- [PROBLEMS AND TASKS]:
a - In the corrct mask documentation, change "string name" to "label" and write out everything from "mask_inds_vu (Sequence[int] |" down to "Lower case string name of the mask.".
b - Translate this sentence from the corrct mask documentation into Spanish: "Inspect the encoding and decoding masks at the requested shifts."
c - Answer these from the corrct mask documentation:
(i) What is the default value of mask_encoding?
(ii) What is the return type of the num_buckets property?
(iii) What base class does MaskGenerator list?

Return the requested mask.

Parameters:

  • mask_inds_vu (Union[Sequence, NDArray]) – The mask position.

  • mask_encoding (bool, optional) – Whether it is an encoding or decoding mask, by default True

Returns:

The requested mask.

Return type:

NDArray

info() str[source]

Return the mask info.

Returns:

Mask info string.

Return type:

str

inspect_masks(mask_inds_vu: None | Sequence[int] | ndarray[Any, dtype[integer]] = None)[source]

Inspect the encoding and decoding masks at the requested shifts.

Parameters:

mask_inds_vu (Sequence[int] | NDArray[np.integer] | None, optional) – The requested axes shifts. The default (None) is the first mask.

lower() str[source]

Return the lower case name of the mask.

Returns:

Lower case string name of the mask.

Return type:

str

mask_dims: int
mask_support: ndarray[Any, dtype[integer]]
mask_type: str
masks_dec: ndarray[Any, dtype[_ScalarType_co]]
masks_enc: ndarray[Any, dtype[_ScalarType_co]]
property num_buckets: int

Compute the total number of available buckets.

Returns:

The total number of buckets.

Return type:

int

property num_pixels: int

Compute the number of pixels in the image.

Returns:

The number of pixels in the image.

Return type:

int

property shape_fov: Sequence[int]

Return the mask shape.

Returns:

The mask shape.

Return type:

Sequence[int]

property shape_shifts: Sequence[int]

Compute the shape of the available shifts.

Returns:

The shape of the available shifts.

Return type:

Sequence[int]

upper() str[source]

Return the upper case name of the mask.

Returns:

Upper case string name of the mask.

Return type:

str

class corrct.struct_illum.MaskGenerator(shape_fov: ~collections.abc.Sequence[int] | ~numpy.ndarray[~typing.Any, ~numpy.dtype[~numpy.integer]], shape_mask: ~collections.abc.Sequence[int] | ~numpy.ndarray[~typing.Any, ~numpy.dtype[~numpy.integer]], shape_shifts: ~collections.abc.Sequence[int] | ~numpy.ndarray[~typing.Any, ~numpy.dtype[~numpy.integer]], transmittance: float = 1.0, dtype: ~numpy.dtype[~typing.Any] | None | type[~typing.Any] | ~numpy._typing._dtype_like._SupportsDType[~numpy.dtype[~typing.Any]] | str | tuple[~typing.Any, int] | tuple[~typing.Any, ~typing.SupportsIndex | ~collections.abc.Sequence[~typing.SupportsIndex]] | list[~typing.Any] | ~numpy._typing._dtype_like._DTypeDict | tuple[~typing.Any, ~typing.Any] = <class 'numpy.float32'>)[source]

Bases: ABC

Define mask generation interface.

- [STORED RECORDS]:
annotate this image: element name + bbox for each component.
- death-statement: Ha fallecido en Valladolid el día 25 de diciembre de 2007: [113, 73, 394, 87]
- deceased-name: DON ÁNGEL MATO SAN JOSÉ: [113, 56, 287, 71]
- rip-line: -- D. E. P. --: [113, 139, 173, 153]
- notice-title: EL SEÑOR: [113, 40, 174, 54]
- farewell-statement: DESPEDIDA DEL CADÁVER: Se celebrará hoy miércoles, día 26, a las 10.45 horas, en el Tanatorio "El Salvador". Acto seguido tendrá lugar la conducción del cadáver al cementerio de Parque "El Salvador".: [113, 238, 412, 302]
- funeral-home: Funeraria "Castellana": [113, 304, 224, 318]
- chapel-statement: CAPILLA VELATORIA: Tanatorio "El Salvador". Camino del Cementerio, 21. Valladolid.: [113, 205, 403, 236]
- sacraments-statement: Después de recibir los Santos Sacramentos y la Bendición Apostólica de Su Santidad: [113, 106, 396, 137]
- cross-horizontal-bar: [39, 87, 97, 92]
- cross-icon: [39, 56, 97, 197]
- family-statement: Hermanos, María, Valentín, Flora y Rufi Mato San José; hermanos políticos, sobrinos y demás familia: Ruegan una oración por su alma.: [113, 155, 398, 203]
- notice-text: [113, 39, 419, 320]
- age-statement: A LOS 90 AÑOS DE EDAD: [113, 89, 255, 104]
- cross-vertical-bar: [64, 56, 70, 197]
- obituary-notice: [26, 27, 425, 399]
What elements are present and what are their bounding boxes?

* * *

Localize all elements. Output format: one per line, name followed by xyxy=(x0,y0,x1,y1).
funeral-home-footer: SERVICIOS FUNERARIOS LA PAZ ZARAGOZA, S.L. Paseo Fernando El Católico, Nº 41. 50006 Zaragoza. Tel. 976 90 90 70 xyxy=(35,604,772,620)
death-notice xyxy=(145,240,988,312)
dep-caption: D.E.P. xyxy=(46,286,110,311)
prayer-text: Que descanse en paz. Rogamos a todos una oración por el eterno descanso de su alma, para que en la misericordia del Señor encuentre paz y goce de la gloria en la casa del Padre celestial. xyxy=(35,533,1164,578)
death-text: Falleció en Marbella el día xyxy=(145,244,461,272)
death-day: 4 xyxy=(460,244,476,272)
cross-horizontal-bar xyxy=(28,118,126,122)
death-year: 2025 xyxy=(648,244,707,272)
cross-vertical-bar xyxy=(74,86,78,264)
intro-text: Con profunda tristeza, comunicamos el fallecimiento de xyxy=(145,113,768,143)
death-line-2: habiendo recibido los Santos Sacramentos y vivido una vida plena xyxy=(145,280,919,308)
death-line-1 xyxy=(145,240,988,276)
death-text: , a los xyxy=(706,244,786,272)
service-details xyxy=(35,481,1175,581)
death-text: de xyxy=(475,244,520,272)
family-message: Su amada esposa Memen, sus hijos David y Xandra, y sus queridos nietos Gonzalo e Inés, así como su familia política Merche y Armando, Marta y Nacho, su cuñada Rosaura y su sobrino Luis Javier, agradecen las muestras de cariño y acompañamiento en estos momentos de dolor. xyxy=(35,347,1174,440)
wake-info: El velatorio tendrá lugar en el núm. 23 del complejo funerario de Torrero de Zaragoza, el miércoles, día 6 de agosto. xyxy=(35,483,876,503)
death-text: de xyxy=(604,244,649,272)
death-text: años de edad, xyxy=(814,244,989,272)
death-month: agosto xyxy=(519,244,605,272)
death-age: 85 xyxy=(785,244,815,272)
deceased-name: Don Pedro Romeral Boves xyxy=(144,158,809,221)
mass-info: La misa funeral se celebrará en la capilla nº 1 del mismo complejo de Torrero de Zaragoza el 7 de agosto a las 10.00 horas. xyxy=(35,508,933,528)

- [EXERCISE SOLUTIONS]:
a -
mask_inds_vu (Sequence[int] | NDArray[np.integer] | None, optional) – The requested axes shifts. The default (None) is the first mask.

lower() str[source]

Return the lower case name of the mask.

Returns:

Lower case label of the mask.

b - Inspecciona las máscaras de codificación y decodificación en los desplazamientos solicitados.

c -
(i) True
(ii) int
(iii) ABC